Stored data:
»»
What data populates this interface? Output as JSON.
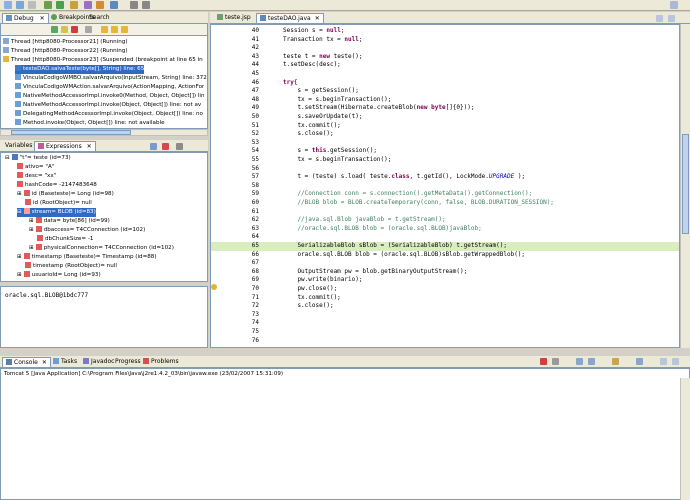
{
  "debug_view": {
    "tabs": [
      {
        "label": "Debug"
      },
      {
        "label": "Breakpoints"
      },
      {
        "label": "Search"
      }
    ],
    "threads": [
      "Thread [http8080-Processor21] (Running)",
      "Thread [http8080-Processor22] (Running)",
      "Thread [http8080-Processor23] (Suspended (breakpoint at line 65 in",
      "testeDAO.salvaTeste(byte[], String) line: 65",
      "VinculaCodigoWMBO.salvarArquivo(InputStream, String) line: 372",
      "VinculaCodigoWMAction.salvarArquivo(ActionMapping, ActionFor",
      "NativeMethodAccessorImpl.invoke0(Method, Object, Object[]) lin",
      "NativeMethodAccessorImpl.invoke(Object, Object[]) line: not av",
      "DelegatingMethodAccessorImpl.invoke(Object, Object[]) line: no",
      "Method.invoke(Object, Object[]) line: not available"
    ]
  },
  "variables_view": {
    "tabs": [
      {
        "label": "Variables"
      },
      {
        "label": "Expressions"
      }
    ],
    "tree": [
      {
        "text": "\"t\"= teste  (id=73)"
      },
      {
        "text": "ativo= \"A\""
      },
      {
        "text": "desc= \"xx\""
      },
      {
        "text": "hashCode= -2147483648"
      },
      {
        "text": "id (Baseteste)= Long  (id=98)"
      },
      {
        "text": "id (RootObject)= null"
      },
      {
        "text": "stream= BLOB  (id=83)"
      },
      {
        "text": "data= byte[86]  (id=99)"
      },
      {
        "text": "dbaccess= T4CConnection  (id=102)"
      },
      {
        "text": "dbChunkSize= -1"
      },
      {
        "text": "physicalConnection= T4CConnection  (id=102)"
      },
      {
        "text": "timestamp (Baseteste)= Timestamp  (id=88)"
      },
      {
        "text": "timestamp (RootObject)= null"
      },
      {
        "text": "usuarioId= Long  (id=93)"
      }
    ],
    "detail": "oracle.sql.BLOB@1bdc777"
  },
  "editor": {
    "tabs": [
      {
        "label": "teste.jsp"
      },
      {
        "label": "testeDAO.java"
      }
    ],
    "lines": [
      {
        "n": "40",
        "code": "Session s = null;"
      },
      {
        "n": "41",
        "code": "Transaction tx = null;"
      },
      {
        "n": "42",
        "code": ""
      },
      {
        "n": "43",
        "code": "teste t = new teste();"
      },
      {
        "n": "44",
        "code": "t.setDesc(desc);"
      },
      {
        "n": "45",
        "code": ""
      },
      {
        "n": "46",
        "code": "try{"
      },
      {
        "n": "47",
        "code": "    s = getSession();"
      },
      {
        "n": "48",
        "code": "    tx = s.beginTransaction();"
      },
      {
        "n": "49",
        "code": "    t.setStream(Hibernate.createBlob(new byte[]{0}));"
      },
      {
        "n": "50",
        "code": "    s.saveOrUpdate(t);"
      },
      {
        "n": "51",
        "code": "    tx.commit();"
      },
      {
        "n": "52",
        "code": "    s.close();"
      },
      {
        "n": "53",
        "code": ""
      },
      {
        "n": "54",
        "code": "    s = this.getSession();"
      },
      {
        "n": "55",
        "code": "    tx = s.beginTransaction();"
      },
      {
        "n": "56",
        "code": ""
      },
      {
        "n": "57",
        "code": "    t = (teste) s.load( teste.class, t.getId(), LockMode.UPGRADE );"
      },
      {
        "n": "58",
        "code": ""
      },
      {
        "n": "59",
        "code": "    //Connection conn = s.connection().getMetaData().getConnection();"
      },
      {
        "n": "60",
        "code": "    //BLOB blob = BLOB.createTemporary(conn, false, BLOB.DURATION_SESSION);"
      },
      {
        "n": "61",
        "code": ""
      },
      {
        "n": "62",
        "code": "    //java.sql.Blob javaBlob = t.getStream();"
      },
      {
        "n": "63",
        "code": "    //oracle.sql.BLOB blob = (oracle.sql.BLOB)javaBlob;"
      },
      {
        "n": "64",
        "code": ""
      },
      {
        "n": "65",
        "code": "    SerializableBlob sBlob = (SerializableBlob) t.getStream();"
      },
      {
        "n": "66",
        "code": "    oracle.sql.BLOB blob = (oracle.sql.BLOB)sBlob.getWrappedBlob();"
      },
      {
        "n": "67",
        "code": ""
      },
      {
        "n": "68",
        "code": "    OutputStream pw = blob.getBinaryOutputStream();"
      },
      {
        "n": "69",
        "code": "    pw.write(binario);"
      },
      {
        "n": "70",
        "code": "    pw.close();"
      },
      {
        "n": "71",
        "code": "    tx.commit();"
      },
      {
        "n": "72",
        "code": "    s.close();"
      },
      {
        "n": "73",
        "code": ""
      },
      {
        "n": "74",
        "code": ""
      },
      {
        "n": "75",
        "code": ""
      },
      {
        "n": "76",
        "code": ""
      }
    ]
  },
  "console_view": {
    "tabs": [
      {
        "label": "Console"
      },
      {
        "label": "Tasks"
      },
      {
        "label": "Javadoc"
      },
      {
        "label": "Progress"
      },
      {
        "label": "Problems"
      }
    ],
    "process_label": "Tomcat 5 [Java Application] C:\\Program Files\\Java\\j2re1.4.2_03\\bin\\javaw.exe (23/02/2007 15:31:09)"
  },
  "colors": {
    "accent": "#316ac5",
    "keyword": "#7f0055",
    "comment": "#3f7f5f",
    "highlight_line": "#d9edbf"
  }
}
««
Task instructions –
Return every line holding the word "Running" from the records.

Complete answer –
      "Thread [http8080-Processor21] (Running)",
      "Thread [http8080-Processor22] (Running)",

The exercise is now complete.